WHAT IS EXPECTED: Without the pictures, set down the records below word for word.
-- START OF DATA EXCERPTS --
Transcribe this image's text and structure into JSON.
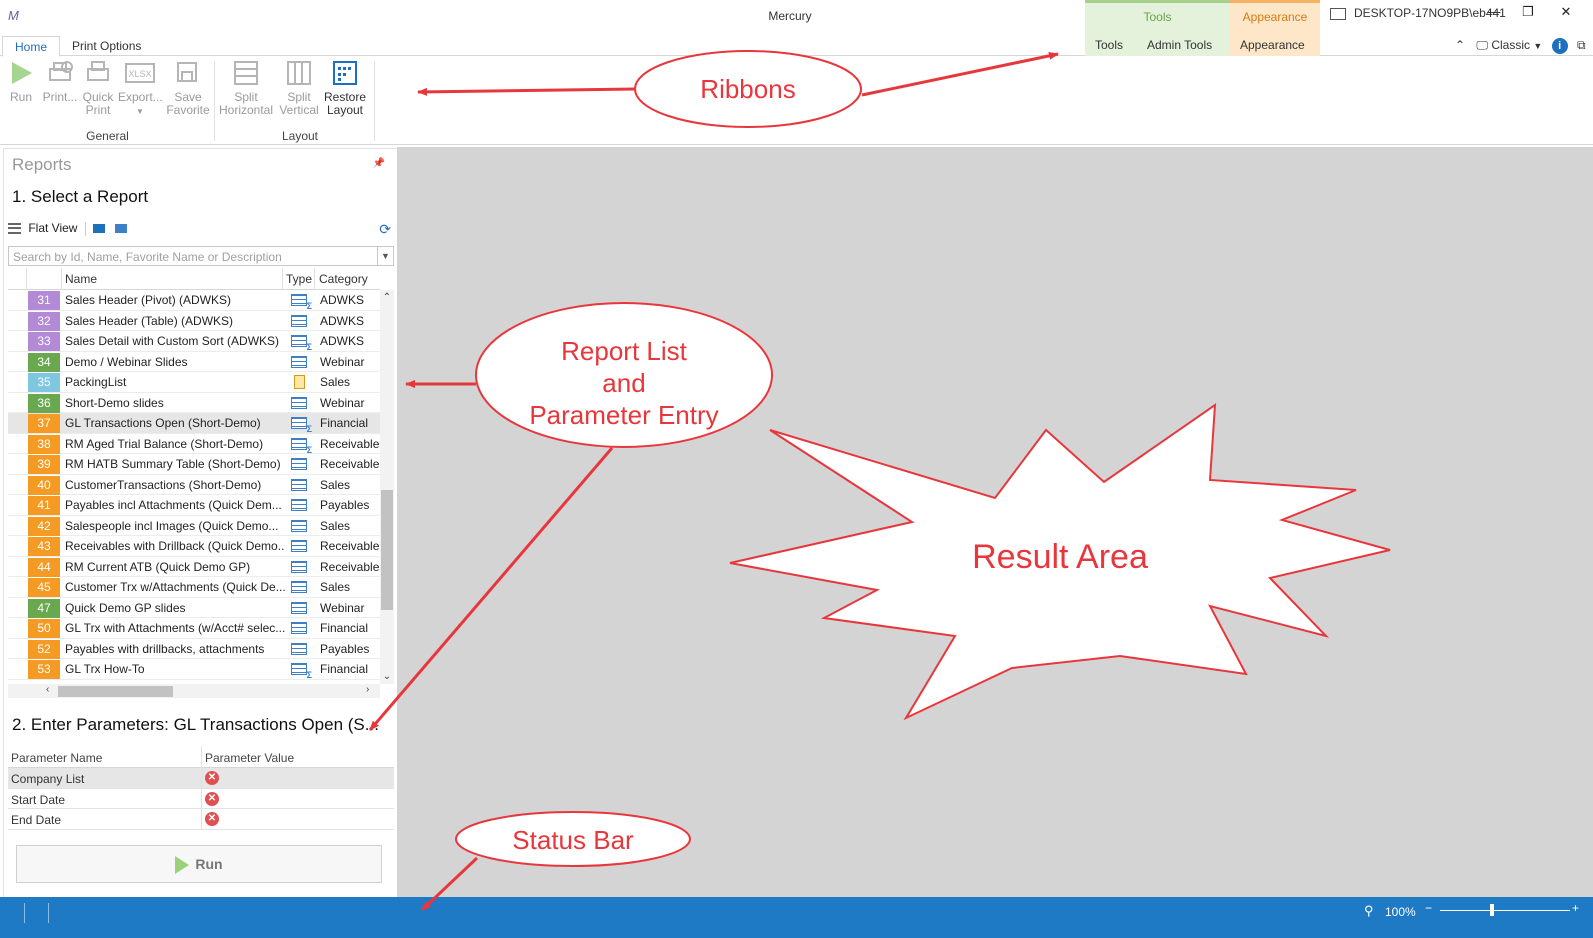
{
  "window": {
    "title": "Mercury",
    "user": "DESKTOP-17NO9PB\\eb441",
    "minimize": "—",
    "restore": "❐",
    "close": "✕"
  },
  "context_headers": {
    "tools": "Tools",
    "appearance": "Appearance"
  },
  "tabs": {
    "home": "Home",
    "print_options": "Print Options",
    "tools": "Tools",
    "admin_tools": "Admin Tools",
    "appearance": "Appearance"
  },
  "right_tools": {
    "theme": "Classic"
  },
  "ribbon": {
    "run": "Run",
    "print": "Print...",
    "quick_print_1": "Quick",
    "quick_print_2": "Print",
    "export": "Export...",
    "save_fav_1": "Save",
    "save_fav_2": "Favorite",
    "general_label": "General",
    "split_h_1": "Split",
    "split_h_2": "Horizontal",
    "split_v_1": "Split",
    "split_v_2": "Vertical",
    "restore_1": "Restore",
    "restore_2": "Layout",
    "layout_label": "Layout",
    "xlsx": "XLSX"
  },
  "panel": {
    "title": "Reports",
    "select_heading": "1. Select a Report",
    "flat_view": "Flat View",
    "search_placeholder": "Search by Id, Name, Favorite Name or Description",
    "col_name": "Name",
    "col_type": "Type",
    "col_category": "Category"
  },
  "reports": [
    {
      "id": "31",
      "name": "Sales Header (Pivot) (ADWKS)",
      "type": "pivot",
      "category": "ADWKS",
      "color": "#b38ad6"
    },
    {
      "id": "32",
      "name": "Sales Header (Table) (ADWKS)",
      "type": "table",
      "category": "ADWKS",
      "color": "#b38ad6"
    },
    {
      "id": "33",
      "name": "Sales Detail with Custom Sort (ADWKS)",
      "type": "pivot",
      "category": "ADWKS",
      "color": "#b38ad6"
    },
    {
      "id": "34",
      "name": "Demo / Webinar Slides",
      "type": "table",
      "category": "Webinar",
      "color": "#6aa84f"
    },
    {
      "id": "35",
      "name": "PackingList",
      "type": "clipboard",
      "category": "Sales",
      "color": "#7fc6e0"
    },
    {
      "id": "36",
      "name": "Short-Demo slides",
      "type": "table",
      "category": "Webinar",
      "color": "#6aa84f"
    },
    {
      "id": "37",
      "name": "GL Transactions Open (Short-Demo)",
      "type": "pivot",
      "category": "Financial",
      "color": "#f59a23"
    },
    {
      "id": "38",
      "name": "RM Aged Trial Balance (Short-Demo)",
      "type": "pivot",
      "category": "Receivables",
      "color": "#f59a23"
    },
    {
      "id": "39",
      "name": "RM HATB Summary Table (Short-Demo)",
      "type": "table",
      "category": "Receivables",
      "color": "#f59a23"
    },
    {
      "id": "40",
      "name": "CustomerTransactions (Short-Demo)",
      "type": "table",
      "category": "Sales",
      "color": "#f59a23"
    },
    {
      "id": "41",
      "name": "Payables incl Attachments (Quick Dem...",
      "type": "table",
      "category": "Payables",
      "color": "#f59a23"
    },
    {
      "id": "42",
      "name": "Salespeople incl Images (Quick Demo...",
      "type": "table",
      "category": "Sales",
      "color": "#f59a23"
    },
    {
      "id": "43",
      "name": "Receivables with Drillback (Quick Demo...",
      "type": "table",
      "category": "Receivables",
      "color": "#f59a23"
    },
    {
      "id": "44",
      "name": "RM Current ATB  (Quick Demo GP)",
      "type": "table",
      "category": "Receivables",
      "color": "#f59a23"
    },
    {
      "id": "45",
      "name": "Customer Trx w/Attachments (Quick De...",
      "type": "table",
      "category": "Sales",
      "color": "#f59a23"
    },
    {
      "id": "47",
      "name": "Quick Demo GP slides",
      "type": "table",
      "category": "Webinar",
      "color": "#6aa84f"
    },
    {
      "id": "50",
      "name": "GL Trx with Attachments (w/Acct# selec...",
      "type": "table",
      "category": "Financial",
      "color": "#f59a23"
    },
    {
      "id": "52",
      "name": "Payables with drillbacks, attachments",
      "type": "table",
      "category": "Payables",
      "color": "#f59a23"
    },
    {
      "id": "53",
      "name": "GL Trx How-To",
      "type": "pivot",
      "category": "Financial",
      "color": "#f59a23"
    }
  ],
  "selected_report_id": "37",
  "params": {
    "heading": "2. Enter Parameters:  GL Transactions Open (S...",
    "col_name": "Parameter Name",
    "col_value": "Parameter Value",
    "rows": [
      "Company List",
      "Start Date",
      "End Date"
    ],
    "run_label": "Run"
  },
  "statusbar": {
    "zoom": "100%"
  },
  "annotations": {
    "ribbons": "Ribbons",
    "report_list_1": "Report List",
    "report_list_2": "and",
    "report_list_3": "Parameter Entry",
    "result_area": "Result Area",
    "status_bar": "Status Bar"
  },
  "colors": {
    "accent": "#1f6fbf",
    "statusbar": "#1f7ac6",
    "annotation": "#e8373c",
    "result_bg": "#d4d4d4"
  }
}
-- END OF DATA EXCERPTS --
THE OUTPUT:
Transcribe this image's text and structure into JSON.
{
  "window": {
    "title": "Mercury",
    "user": "DESKTOP-17NO9PB\\eb441",
    "minimize": "—",
    "restore": "❐",
    "close": "✕"
  },
  "context_headers": {
    "tools": "Tools",
    "appearance": "Appearance"
  },
  "tabs": {
    "home": "Home",
    "print_options": "Print Options",
    "tools": "Tools",
    "admin_tools": "Admin Tools",
    "appearance": "Appearance"
  },
  "right_tools": {
    "theme": "Classic"
  },
  "ribbon": {
    "run": "Run",
    "print": "Print...",
    "quick_print_1": "Quick",
    "quick_print_2": "Print",
    "export": "Export...",
    "save_fav_1": "Save",
    "save_fav_2": "Favorite",
    "general_label": "General",
    "split_h_1": "Split",
    "split_h_2": "Horizontal",
    "split_v_1": "Split",
    "split_v_2": "Vertical",
    "restore_1": "Restore",
    "restore_2": "Layout",
    "layout_label": "Layout",
    "xlsx": "XLSX"
  },
  "panel": {
    "title": "Reports",
    "select_heading": "1. Select a Report",
    "flat_view": "Flat View",
    "search_placeholder": "Search by Id, Name, Favorite Name or Description",
    "col_name": "Name",
    "col_type": "Type",
    "col_category": "Category"
  },
  "reports": [
    {
      "id": "31",
      "name": "Sales Header (Pivot) (ADWKS)",
      "type": "pivot",
      "category": "ADWKS",
      "color": "#b38ad6"
    },
    {
      "id": "32",
      "name": "Sales Header (Table) (ADWKS)",
      "type": "table",
      "category": "ADWKS",
      "color": "#b38ad6"
    },
    {
      "id": "33",
      "name": "Sales Detail with Custom Sort (ADWKS)",
      "type": "pivot",
      "category": "ADWKS",
      "color": "#b38ad6"
    },
    {
      "id": "34",
      "name": "Demo / Webinar Slides",
      "type": "table",
      "category": "Webinar",
      "color": "#6aa84f"
    },
    {
      "id": "35",
      "name": "PackingList",
      "type": "clipboard",
      "category": "Sales",
      "color": "#7fc6e0"
    },
    {
      "id": "36",
      "name": "Short-Demo slides",
      "type": "table",
      "category": "Webinar",
      "color": "#6aa84f"
    },
    {
      "id": "37",
      "name": "GL Transactions Open (Short-Demo)",
      "type": "pivot",
      "category": "Financial",
      "color": "#f59a23"
    },
    {
      "id": "38",
      "name": "RM Aged Trial Balance (Short-Demo)",
      "type": "pivot",
      "category": "Receivables",
      "color": "#f59a23"
    },
    {
      "id": "39",
      "name": "RM HATB Summary Table (Short-Demo)",
      "type": "table",
      "category": "Receivables",
      "color": "#f59a23"
    },
    {
      "id": "40",
      "name": "CustomerTransactions (Short-Demo)",
      "type": "table",
      "category": "Sales",
      "color": "#f59a23"
    },
    {
      "id": "41",
      "name": "Payables incl Attachments (Quick Dem...",
      "type": "table",
      "category": "Payables",
      "color": "#f59a23"
    },
    {
      "id": "42",
      "name": "Salespeople incl Images (Quick Demo...",
      "type": "table",
      "category": "Sales",
      "color": "#f59a23"
    },
    {
      "id": "43",
      "name": "Receivables with Drillback (Quick Demo...",
      "type": "table",
      "category": "Receivables",
      "color": "#f59a23"
    },
    {
      "id": "44",
      "name": "RM Current ATB  (Quick Demo GP)",
      "type": "table",
      "category": "Receivables",
      "color": "#f59a23"
    },
    {
      "id": "45",
      "name": "Customer Trx w/Attachments (Quick De...",
      "type": "table",
      "category": "Sales",
      "color": "#f59a23"
    },
    {
      "id": "47",
      "name": "Quick Demo GP slides",
      "type": "table",
      "category": "Webinar",
      "color": "#6aa84f"
    },
    {
      "id": "50",
      "name": "GL Trx with Attachments (w/Acct# selec...",
      "type": "table",
      "category": "Financial",
      "color": "#f59a23"
    },
    {
      "id": "52",
      "name": "Payables with drillbacks, attachments",
      "type": "table",
      "category": "Payables",
      "color": "#f59a23"
    },
    {
      "id": "53",
      "name": "GL Trx How-To",
      "type": "pivot",
      "category": "Financial",
      "color": "#f59a23"
    }
  ],
  "selected_report_id": "37",
  "params": {
    "heading": "2. Enter Parameters:  GL Transactions Open (S...",
    "col_name": "Parameter Name",
    "col_value": "Parameter Value",
    "rows": [
      "Company List",
      "Start Date",
      "End Date"
    ],
    "run_label": "Run"
  },
  "statusbar": {
    "zoom": "100%"
  },
  "annotations": {
    "ribbons": "Ribbons",
    "report_list_1": "Report List",
    "report_list_2": "and",
    "report_list_3": "Parameter Entry",
    "result_area": "Result Area",
    "status_bar": "Status Bar"
  },
  "colors": {
    "accent": "#1f6fbf",
    "statusbar": "#1f7ac6",
    "annotation": "#e8373c",
    "result_bg": "#d4d4d4"
  }
}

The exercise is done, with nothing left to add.